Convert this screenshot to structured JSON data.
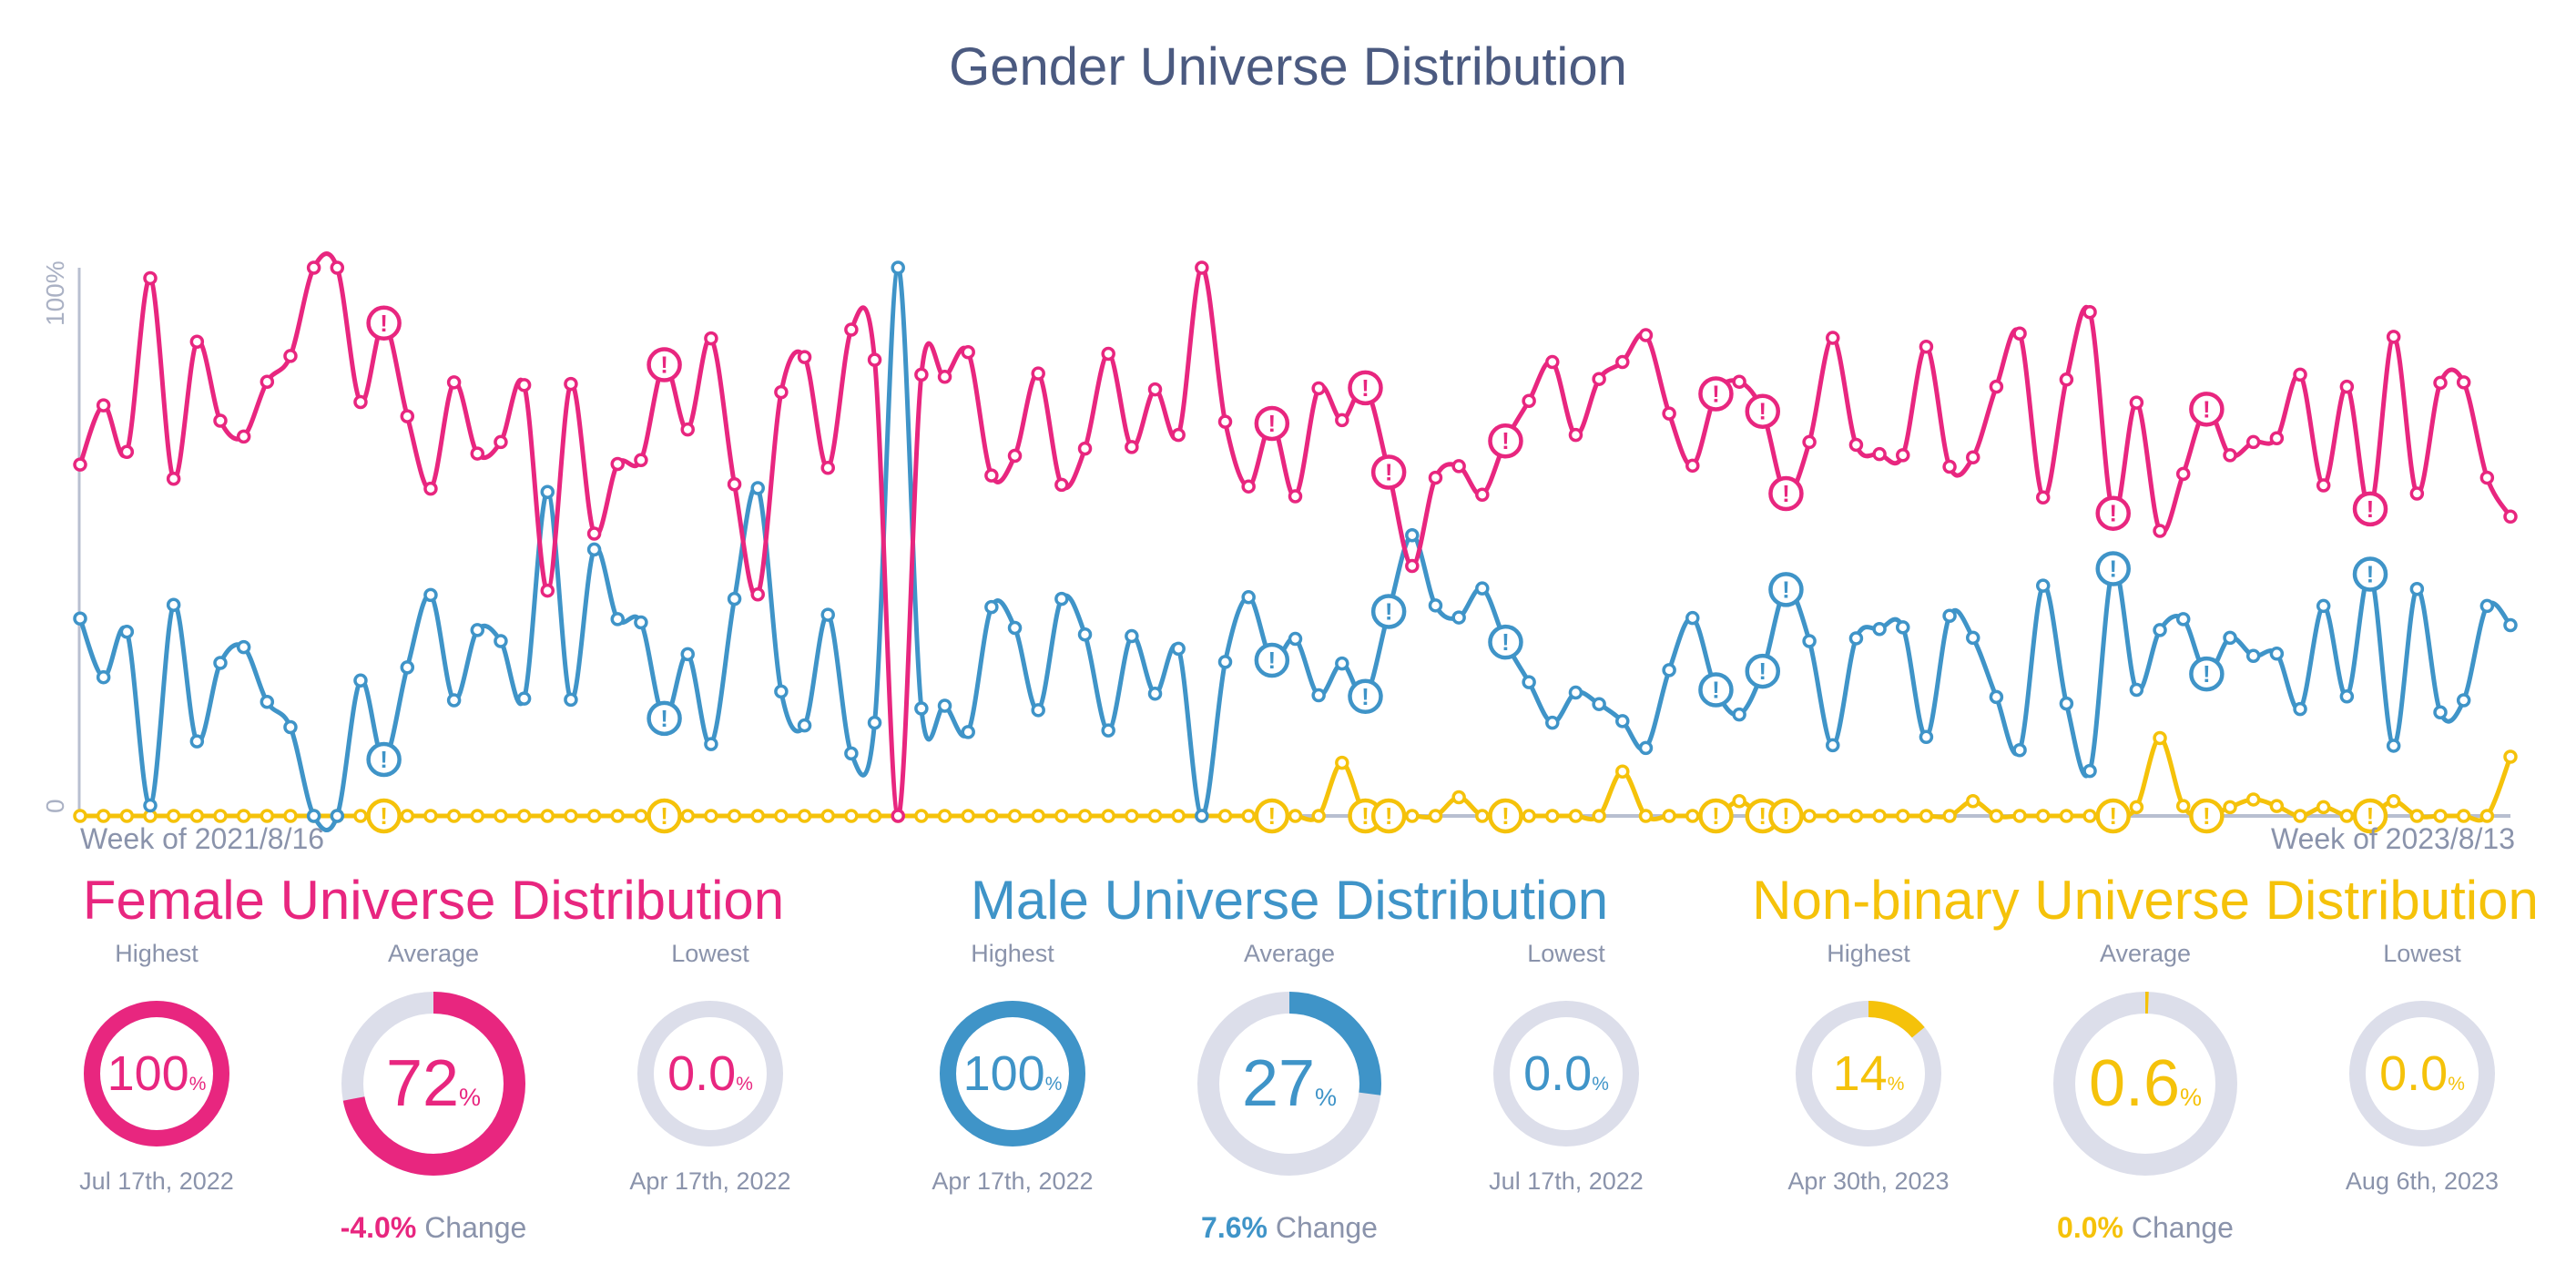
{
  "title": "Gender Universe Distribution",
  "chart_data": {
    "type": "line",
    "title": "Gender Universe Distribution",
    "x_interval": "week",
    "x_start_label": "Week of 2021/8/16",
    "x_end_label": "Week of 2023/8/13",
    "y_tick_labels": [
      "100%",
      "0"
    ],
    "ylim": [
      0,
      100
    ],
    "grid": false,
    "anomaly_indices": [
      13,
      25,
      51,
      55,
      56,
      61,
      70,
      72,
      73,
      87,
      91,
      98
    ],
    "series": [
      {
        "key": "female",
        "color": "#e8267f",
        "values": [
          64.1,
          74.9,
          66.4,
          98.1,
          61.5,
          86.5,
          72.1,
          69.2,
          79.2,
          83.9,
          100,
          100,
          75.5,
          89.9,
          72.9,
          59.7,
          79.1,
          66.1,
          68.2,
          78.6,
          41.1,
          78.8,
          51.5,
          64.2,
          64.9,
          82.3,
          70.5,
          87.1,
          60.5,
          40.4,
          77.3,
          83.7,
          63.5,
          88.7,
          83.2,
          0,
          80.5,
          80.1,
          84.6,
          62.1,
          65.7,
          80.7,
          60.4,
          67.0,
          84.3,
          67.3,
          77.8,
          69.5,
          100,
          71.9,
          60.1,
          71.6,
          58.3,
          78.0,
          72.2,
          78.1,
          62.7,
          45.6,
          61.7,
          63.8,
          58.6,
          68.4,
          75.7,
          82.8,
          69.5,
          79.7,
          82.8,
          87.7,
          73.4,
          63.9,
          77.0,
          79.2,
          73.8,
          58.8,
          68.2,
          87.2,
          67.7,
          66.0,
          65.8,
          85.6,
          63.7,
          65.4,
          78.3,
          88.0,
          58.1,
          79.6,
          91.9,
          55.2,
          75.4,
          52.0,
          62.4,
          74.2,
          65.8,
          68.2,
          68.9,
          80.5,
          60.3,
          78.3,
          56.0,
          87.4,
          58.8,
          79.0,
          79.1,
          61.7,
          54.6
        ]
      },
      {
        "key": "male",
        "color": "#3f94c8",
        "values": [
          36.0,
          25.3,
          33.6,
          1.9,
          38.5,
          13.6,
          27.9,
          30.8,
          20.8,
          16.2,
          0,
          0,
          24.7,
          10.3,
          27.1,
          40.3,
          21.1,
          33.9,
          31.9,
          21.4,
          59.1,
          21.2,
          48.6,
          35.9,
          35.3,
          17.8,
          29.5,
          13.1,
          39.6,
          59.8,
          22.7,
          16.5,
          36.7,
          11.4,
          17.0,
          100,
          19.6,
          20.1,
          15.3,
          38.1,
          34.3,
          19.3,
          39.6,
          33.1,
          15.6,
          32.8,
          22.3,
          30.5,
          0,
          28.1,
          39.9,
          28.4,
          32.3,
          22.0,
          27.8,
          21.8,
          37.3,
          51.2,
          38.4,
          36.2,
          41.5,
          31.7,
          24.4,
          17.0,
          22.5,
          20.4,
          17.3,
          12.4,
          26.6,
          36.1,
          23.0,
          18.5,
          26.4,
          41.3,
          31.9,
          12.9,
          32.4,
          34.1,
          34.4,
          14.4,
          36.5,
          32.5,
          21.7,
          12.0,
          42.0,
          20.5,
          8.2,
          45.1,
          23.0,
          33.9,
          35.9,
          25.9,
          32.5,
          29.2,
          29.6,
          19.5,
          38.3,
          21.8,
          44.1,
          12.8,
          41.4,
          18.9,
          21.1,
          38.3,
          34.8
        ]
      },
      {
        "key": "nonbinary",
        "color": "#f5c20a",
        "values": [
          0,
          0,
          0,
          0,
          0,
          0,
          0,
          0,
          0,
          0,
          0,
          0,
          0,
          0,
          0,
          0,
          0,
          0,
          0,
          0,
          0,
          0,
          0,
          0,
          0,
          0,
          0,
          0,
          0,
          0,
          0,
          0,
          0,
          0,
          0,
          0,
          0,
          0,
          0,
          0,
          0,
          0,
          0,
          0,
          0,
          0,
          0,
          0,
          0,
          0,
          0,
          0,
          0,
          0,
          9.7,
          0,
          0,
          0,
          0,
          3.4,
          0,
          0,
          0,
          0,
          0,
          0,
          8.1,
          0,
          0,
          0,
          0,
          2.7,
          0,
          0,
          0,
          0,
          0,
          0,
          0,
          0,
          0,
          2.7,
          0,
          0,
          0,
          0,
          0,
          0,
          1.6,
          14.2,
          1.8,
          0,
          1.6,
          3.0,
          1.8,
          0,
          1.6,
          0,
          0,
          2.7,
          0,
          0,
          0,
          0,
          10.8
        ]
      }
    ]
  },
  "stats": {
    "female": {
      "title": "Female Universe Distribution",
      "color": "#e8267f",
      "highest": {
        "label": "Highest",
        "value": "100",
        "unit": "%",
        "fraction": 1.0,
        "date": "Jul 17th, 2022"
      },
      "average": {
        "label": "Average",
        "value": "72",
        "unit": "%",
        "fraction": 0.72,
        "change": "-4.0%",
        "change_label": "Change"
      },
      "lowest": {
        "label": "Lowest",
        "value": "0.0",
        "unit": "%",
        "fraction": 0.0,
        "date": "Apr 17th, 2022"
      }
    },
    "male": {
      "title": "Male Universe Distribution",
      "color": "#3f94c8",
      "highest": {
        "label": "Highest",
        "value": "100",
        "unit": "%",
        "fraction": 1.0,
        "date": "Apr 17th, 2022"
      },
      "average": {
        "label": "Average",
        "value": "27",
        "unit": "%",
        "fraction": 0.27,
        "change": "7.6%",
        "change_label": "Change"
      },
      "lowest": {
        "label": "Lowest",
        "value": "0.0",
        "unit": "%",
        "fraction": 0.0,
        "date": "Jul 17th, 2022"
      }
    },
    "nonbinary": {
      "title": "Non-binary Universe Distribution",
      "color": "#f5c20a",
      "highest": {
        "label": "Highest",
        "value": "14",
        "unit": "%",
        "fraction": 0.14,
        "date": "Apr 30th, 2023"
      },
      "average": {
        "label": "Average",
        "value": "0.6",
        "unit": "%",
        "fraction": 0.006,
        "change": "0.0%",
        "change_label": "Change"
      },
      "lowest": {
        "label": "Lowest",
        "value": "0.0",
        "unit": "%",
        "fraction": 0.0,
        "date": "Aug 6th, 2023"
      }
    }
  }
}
========
[GOAL]:
Which lines include the word "Distribution"? Copy every one of them.

[ANSWER TO THIS PROBLEM]:
  "title": "Gender Universe Distribution",
    "title": "Gender Universe Distribution",
      "title": "Female Universe Distribution",
      "title": "Male Universe Distribution",
      "title": "Non-binary Universe Distribution",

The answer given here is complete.